▶ _BRIEF_
Go through the lines below. Copy those with "Expenses".

▶ _Data entries_
====
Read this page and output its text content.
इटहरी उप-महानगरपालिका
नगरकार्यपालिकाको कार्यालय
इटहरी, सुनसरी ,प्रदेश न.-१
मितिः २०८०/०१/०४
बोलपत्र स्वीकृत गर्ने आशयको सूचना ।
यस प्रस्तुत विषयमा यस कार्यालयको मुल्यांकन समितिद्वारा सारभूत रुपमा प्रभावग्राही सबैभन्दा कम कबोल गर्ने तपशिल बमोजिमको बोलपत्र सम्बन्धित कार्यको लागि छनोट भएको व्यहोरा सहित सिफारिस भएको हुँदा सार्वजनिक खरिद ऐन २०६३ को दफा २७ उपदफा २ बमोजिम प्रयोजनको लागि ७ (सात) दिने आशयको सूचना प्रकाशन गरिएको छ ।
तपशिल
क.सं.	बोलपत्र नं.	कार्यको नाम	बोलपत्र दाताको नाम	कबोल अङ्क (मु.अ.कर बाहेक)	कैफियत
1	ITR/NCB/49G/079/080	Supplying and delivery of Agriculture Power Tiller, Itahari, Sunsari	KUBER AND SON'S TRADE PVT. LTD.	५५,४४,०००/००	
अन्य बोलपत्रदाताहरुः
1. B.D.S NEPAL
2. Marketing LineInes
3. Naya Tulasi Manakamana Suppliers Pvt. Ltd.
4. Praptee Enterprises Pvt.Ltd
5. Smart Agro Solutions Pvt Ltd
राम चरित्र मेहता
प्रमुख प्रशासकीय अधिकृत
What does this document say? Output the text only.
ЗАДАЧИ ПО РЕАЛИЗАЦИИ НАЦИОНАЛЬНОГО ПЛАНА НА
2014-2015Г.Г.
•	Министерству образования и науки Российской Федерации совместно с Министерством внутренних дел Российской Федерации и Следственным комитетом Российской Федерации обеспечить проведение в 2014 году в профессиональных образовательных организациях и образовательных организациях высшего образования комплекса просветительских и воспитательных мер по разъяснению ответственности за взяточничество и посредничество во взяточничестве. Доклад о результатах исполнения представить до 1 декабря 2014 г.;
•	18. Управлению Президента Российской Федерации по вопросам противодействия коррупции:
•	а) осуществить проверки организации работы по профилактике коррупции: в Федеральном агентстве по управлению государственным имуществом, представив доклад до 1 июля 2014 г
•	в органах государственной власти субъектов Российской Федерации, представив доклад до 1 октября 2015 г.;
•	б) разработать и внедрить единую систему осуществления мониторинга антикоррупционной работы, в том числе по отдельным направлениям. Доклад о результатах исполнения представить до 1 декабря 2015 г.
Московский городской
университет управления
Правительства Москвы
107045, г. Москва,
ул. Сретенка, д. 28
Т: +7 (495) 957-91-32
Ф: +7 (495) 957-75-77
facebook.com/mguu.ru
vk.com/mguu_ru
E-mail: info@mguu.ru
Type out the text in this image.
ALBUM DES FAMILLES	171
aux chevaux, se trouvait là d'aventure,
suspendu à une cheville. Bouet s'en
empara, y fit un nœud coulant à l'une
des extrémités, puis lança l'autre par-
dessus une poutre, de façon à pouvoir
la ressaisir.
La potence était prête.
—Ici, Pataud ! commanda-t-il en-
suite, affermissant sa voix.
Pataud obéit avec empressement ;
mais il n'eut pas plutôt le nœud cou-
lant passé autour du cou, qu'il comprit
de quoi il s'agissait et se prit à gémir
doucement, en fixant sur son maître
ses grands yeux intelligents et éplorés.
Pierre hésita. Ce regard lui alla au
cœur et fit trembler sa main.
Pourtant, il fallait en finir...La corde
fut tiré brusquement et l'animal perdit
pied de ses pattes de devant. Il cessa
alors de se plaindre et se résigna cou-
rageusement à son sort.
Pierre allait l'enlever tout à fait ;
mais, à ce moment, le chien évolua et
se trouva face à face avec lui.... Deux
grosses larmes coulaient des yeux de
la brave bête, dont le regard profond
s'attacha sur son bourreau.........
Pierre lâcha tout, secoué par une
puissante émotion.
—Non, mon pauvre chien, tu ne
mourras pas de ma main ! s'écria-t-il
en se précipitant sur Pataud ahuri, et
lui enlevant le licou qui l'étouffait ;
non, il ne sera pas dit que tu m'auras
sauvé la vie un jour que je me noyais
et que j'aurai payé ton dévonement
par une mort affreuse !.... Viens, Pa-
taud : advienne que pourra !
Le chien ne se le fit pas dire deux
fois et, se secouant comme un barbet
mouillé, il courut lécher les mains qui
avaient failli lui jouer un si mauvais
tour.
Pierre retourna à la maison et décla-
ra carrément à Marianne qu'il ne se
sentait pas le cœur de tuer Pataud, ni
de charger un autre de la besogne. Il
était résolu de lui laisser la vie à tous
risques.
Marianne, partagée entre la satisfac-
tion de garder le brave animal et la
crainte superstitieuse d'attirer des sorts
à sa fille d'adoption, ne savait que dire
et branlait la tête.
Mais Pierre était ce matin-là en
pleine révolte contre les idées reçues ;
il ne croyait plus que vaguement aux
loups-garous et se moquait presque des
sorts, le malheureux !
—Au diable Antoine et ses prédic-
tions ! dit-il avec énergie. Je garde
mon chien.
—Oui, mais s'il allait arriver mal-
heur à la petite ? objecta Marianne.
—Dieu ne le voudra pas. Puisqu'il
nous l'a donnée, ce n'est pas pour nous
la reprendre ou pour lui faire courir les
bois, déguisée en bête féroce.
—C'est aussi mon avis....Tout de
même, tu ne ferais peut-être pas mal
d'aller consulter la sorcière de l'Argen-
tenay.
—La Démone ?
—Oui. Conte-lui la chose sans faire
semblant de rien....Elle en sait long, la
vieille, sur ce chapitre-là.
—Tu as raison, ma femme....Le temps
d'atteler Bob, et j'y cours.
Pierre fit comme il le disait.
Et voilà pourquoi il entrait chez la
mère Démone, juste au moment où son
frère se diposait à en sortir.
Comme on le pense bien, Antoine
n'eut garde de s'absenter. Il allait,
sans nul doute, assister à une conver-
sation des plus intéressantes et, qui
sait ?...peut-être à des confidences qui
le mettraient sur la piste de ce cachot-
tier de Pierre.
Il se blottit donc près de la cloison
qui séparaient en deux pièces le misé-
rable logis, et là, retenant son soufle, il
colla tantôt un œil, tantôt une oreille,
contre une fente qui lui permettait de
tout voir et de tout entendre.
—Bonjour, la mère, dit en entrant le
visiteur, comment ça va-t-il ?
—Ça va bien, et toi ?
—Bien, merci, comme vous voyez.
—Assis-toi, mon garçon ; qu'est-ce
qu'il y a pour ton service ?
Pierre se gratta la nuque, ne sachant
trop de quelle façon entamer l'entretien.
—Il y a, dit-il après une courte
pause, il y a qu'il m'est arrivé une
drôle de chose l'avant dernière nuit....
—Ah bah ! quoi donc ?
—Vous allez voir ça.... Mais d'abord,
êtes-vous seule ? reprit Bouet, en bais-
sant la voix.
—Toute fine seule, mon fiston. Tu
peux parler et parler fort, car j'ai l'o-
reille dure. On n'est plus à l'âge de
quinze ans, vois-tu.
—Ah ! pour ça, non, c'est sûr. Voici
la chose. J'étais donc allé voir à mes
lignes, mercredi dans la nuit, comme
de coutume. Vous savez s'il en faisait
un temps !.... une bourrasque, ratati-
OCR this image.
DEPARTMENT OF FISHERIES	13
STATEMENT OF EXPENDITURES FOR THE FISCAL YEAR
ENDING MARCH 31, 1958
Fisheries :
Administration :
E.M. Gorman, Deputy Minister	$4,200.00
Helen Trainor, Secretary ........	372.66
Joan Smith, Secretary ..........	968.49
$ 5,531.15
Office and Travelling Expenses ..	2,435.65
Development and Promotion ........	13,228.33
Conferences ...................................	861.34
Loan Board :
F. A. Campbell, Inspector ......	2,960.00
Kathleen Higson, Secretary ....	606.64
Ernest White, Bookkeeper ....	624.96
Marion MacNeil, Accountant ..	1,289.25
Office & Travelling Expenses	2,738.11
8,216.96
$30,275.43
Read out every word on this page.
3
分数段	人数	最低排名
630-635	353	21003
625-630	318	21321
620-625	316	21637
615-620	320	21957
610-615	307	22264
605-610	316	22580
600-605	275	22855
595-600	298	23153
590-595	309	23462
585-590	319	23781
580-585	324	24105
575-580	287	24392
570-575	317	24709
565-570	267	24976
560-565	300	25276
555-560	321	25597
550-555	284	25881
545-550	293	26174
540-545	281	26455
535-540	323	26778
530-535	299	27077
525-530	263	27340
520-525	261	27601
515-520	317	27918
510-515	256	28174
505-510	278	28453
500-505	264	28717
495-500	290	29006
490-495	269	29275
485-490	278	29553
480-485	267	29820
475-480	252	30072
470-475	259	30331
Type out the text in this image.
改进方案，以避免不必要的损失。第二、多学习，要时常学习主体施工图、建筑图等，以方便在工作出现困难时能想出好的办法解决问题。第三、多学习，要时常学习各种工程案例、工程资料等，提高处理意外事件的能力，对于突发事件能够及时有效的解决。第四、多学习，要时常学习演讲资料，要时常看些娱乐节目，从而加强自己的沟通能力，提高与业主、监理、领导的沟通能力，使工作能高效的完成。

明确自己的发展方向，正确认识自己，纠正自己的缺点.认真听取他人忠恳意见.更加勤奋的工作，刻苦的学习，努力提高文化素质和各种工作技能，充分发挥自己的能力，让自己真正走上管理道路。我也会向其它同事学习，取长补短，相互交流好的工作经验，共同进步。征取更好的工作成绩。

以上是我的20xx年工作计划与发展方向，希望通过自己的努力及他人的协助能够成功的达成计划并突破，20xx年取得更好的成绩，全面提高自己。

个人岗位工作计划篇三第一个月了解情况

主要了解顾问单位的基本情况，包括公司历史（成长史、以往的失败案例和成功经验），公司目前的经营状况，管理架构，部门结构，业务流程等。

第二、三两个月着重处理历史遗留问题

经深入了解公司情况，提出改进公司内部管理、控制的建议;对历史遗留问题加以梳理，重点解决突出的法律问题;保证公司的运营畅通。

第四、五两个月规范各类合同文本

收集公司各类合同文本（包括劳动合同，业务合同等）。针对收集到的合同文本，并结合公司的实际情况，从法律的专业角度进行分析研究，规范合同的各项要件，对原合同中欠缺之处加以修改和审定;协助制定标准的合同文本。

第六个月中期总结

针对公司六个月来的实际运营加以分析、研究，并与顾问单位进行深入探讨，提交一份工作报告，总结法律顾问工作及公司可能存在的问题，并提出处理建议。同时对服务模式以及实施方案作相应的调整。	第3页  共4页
====
▶ _TASK RESULT_
Office and Travelling Expenses ..	2,435.65
Office & Travelling Expenses	2,738.11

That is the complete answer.